- MATERIAL SUPPLIED
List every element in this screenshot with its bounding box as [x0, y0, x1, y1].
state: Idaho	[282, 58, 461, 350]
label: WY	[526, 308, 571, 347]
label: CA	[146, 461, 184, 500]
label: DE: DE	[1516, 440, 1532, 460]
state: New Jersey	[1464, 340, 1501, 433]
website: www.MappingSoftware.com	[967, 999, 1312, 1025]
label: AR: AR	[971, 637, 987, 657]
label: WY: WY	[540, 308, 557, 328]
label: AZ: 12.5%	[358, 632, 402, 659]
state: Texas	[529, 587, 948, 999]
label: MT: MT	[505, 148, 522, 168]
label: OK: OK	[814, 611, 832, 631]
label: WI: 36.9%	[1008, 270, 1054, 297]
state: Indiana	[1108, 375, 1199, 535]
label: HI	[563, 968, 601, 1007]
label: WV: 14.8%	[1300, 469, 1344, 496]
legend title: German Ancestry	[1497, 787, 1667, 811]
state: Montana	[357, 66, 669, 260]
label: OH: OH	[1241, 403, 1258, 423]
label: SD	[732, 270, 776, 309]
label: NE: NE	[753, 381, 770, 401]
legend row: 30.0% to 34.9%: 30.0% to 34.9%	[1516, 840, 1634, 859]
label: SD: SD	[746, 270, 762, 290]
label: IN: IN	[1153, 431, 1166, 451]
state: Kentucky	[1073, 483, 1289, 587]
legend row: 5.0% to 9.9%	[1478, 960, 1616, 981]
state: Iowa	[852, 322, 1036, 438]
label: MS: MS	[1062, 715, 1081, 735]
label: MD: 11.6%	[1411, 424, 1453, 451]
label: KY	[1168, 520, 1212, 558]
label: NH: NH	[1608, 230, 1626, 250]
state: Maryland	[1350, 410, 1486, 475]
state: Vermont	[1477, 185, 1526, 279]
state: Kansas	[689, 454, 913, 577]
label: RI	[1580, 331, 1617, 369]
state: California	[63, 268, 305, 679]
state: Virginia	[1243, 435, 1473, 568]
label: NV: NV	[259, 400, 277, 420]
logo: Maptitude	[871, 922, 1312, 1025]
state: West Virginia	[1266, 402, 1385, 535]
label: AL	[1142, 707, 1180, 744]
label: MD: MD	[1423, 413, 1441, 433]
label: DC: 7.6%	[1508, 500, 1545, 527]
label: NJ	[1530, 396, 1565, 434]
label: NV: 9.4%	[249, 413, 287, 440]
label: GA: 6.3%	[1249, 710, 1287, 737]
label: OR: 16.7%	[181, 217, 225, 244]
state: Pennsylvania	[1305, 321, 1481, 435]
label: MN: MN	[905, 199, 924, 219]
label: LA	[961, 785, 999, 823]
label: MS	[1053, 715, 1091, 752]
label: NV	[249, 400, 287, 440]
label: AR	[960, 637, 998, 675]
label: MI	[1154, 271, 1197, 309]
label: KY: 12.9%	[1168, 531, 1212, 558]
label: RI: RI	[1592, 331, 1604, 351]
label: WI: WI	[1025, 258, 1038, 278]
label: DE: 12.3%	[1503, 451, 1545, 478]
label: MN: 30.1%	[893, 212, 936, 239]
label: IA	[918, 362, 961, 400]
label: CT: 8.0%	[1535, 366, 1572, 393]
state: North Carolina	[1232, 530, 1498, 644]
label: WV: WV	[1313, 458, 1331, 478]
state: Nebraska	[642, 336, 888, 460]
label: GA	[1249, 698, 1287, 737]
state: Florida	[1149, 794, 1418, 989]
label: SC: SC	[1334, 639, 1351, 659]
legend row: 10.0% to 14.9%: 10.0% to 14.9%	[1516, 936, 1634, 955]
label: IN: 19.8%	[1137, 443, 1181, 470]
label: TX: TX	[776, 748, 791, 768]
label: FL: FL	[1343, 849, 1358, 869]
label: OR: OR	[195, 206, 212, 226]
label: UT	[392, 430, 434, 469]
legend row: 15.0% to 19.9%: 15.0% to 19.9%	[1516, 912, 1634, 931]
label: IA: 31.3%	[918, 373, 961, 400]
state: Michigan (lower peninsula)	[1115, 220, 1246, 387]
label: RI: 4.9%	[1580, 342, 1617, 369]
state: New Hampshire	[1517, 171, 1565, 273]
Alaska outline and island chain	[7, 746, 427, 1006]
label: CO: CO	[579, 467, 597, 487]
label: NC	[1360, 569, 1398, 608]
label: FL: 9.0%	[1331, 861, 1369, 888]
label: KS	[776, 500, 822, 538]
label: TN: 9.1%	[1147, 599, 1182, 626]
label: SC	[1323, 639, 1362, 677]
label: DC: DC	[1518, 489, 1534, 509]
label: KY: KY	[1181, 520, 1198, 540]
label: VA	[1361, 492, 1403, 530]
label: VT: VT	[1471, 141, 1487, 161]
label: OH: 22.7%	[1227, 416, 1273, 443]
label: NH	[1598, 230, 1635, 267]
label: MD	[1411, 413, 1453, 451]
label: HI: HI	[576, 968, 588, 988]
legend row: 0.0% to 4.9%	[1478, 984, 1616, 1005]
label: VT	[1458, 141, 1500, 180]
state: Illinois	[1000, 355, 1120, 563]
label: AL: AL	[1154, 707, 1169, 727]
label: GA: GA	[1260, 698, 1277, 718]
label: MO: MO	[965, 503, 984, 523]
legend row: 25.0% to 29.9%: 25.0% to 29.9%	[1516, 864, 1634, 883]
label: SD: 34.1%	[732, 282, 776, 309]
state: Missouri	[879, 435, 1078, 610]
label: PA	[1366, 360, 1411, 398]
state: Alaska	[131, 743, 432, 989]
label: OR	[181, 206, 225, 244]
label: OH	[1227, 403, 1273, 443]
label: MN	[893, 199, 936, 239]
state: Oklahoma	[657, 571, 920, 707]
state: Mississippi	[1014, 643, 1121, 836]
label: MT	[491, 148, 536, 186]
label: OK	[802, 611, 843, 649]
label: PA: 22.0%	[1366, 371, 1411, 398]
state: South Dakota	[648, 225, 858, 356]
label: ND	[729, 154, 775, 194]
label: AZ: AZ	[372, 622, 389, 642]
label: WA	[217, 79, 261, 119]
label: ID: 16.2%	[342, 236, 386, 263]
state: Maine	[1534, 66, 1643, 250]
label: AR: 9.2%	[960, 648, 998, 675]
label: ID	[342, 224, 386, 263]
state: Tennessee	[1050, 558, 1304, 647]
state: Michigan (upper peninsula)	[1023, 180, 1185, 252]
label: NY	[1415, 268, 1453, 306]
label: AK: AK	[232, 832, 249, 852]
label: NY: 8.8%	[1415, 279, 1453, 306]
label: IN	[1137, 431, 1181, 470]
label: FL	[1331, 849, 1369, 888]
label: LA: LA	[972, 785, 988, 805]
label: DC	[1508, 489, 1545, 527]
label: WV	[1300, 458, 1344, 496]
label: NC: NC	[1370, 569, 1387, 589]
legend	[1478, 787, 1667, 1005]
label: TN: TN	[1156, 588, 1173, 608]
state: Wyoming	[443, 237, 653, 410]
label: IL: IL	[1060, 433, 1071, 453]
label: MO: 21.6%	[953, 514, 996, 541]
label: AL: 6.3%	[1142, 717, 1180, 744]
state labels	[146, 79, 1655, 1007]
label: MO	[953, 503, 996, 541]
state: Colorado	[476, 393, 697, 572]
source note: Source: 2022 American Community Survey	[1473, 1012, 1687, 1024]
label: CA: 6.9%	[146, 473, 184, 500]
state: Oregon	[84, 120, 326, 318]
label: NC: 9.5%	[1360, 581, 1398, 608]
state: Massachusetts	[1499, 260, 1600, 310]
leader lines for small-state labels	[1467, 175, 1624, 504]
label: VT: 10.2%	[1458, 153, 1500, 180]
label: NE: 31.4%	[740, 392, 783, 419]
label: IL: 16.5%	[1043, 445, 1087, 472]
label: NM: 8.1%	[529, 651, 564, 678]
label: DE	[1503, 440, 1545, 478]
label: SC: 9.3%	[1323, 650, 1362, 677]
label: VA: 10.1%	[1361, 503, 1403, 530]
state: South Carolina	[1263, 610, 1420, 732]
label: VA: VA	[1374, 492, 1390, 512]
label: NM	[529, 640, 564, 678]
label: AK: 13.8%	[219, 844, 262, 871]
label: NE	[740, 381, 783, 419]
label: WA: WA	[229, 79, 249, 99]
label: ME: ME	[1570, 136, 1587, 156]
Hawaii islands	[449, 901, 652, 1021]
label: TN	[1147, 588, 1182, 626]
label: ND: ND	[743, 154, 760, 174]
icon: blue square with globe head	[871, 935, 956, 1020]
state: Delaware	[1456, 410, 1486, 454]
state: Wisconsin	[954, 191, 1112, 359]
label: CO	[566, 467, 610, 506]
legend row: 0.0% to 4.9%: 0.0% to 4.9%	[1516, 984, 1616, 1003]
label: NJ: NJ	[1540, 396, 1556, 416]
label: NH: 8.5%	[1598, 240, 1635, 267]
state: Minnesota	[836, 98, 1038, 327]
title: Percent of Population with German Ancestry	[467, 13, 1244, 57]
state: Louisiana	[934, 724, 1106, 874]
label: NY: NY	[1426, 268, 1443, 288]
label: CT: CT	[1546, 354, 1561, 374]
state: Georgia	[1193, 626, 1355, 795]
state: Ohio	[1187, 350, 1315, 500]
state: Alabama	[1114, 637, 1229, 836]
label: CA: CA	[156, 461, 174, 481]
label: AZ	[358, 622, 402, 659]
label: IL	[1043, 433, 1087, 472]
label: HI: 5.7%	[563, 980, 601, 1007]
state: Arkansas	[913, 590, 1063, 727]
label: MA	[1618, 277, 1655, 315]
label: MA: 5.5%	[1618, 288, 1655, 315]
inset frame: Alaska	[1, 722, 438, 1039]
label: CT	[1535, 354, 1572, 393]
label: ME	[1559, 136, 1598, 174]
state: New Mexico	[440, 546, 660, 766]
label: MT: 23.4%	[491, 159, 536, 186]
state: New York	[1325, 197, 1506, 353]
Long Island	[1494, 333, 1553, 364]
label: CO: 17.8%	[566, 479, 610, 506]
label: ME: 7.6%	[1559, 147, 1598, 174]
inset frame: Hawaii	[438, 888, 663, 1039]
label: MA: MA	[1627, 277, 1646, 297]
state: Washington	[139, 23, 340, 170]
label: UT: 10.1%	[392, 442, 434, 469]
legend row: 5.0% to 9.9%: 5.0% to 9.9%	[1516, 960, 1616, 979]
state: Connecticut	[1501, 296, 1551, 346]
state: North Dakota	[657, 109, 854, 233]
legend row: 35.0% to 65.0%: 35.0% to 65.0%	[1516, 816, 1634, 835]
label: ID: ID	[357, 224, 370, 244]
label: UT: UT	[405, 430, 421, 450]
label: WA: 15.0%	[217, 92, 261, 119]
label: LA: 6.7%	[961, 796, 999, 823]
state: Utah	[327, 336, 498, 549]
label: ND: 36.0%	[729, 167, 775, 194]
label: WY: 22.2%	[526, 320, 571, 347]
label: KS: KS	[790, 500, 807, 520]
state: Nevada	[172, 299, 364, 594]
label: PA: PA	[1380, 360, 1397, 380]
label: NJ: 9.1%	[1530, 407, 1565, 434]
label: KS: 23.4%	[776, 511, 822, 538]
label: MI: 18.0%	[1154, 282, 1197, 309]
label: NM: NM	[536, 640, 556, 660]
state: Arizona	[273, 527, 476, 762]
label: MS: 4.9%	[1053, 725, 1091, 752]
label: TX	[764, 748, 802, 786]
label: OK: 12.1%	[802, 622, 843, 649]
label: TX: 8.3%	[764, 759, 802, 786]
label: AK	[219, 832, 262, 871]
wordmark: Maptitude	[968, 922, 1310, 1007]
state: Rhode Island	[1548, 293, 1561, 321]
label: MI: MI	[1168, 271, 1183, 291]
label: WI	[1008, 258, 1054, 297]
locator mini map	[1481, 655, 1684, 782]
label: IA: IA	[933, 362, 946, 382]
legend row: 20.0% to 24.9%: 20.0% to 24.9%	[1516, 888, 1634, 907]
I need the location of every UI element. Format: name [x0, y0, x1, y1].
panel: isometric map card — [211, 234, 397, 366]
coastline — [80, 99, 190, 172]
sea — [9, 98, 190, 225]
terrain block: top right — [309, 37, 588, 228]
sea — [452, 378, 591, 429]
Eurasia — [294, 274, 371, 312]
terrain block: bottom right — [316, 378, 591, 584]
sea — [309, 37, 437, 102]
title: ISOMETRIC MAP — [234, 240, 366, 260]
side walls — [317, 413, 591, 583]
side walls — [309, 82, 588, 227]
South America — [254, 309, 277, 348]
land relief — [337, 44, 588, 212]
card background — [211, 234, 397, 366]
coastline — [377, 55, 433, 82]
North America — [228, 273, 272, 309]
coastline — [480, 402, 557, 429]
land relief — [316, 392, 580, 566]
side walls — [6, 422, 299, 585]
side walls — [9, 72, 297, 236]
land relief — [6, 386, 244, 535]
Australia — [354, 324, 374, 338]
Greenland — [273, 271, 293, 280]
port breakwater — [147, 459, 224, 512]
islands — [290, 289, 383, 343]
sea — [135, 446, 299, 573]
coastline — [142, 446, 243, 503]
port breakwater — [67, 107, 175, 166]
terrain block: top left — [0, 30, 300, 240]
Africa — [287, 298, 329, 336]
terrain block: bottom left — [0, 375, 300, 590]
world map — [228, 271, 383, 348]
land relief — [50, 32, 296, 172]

- TASK REQUIREMENTS
Can you reproduce the records starting at the beginning and ending at the line that contains "469, 1344, 496]", changing every "state" to "region" and keeping everything else the same?

- FINISHED EXERCISE
List every element in this screenshot with its bounding box as [x0, y0, x1, y1].
region: Idaho	[282, 58, 461, 350]
label: WY	[526, 308, 571, 347]
label: CA	[146, 461, 184, 500]
label: DE: DE	[1516, 440, 1532, 460]
region: New Jersey	[1464, 340, 1501, 433]
website: www.MappingSoftware.com	[967, 999, 1312, 1025]
label: AR: AR	[971, 637, 987, 657]
label: WY: WY	[540, 308, 557, 328]
label: AZ: 12.5%	[358, 632, 402, 659]
region: Texas	[529, 587, 948, 999]
label: MT: MT	[505, 148, 522, 168]
label: OK: OK	[814, 611, 832, 631]
label: WI: 36.9%	[1008, 270, 1054, 297]
region: Indiana	[1108, 375, 1199, 535]
label: HI	[563, 968, 601, 1007]
label: WV: 14.8%	[1300, 469, 1344, 496]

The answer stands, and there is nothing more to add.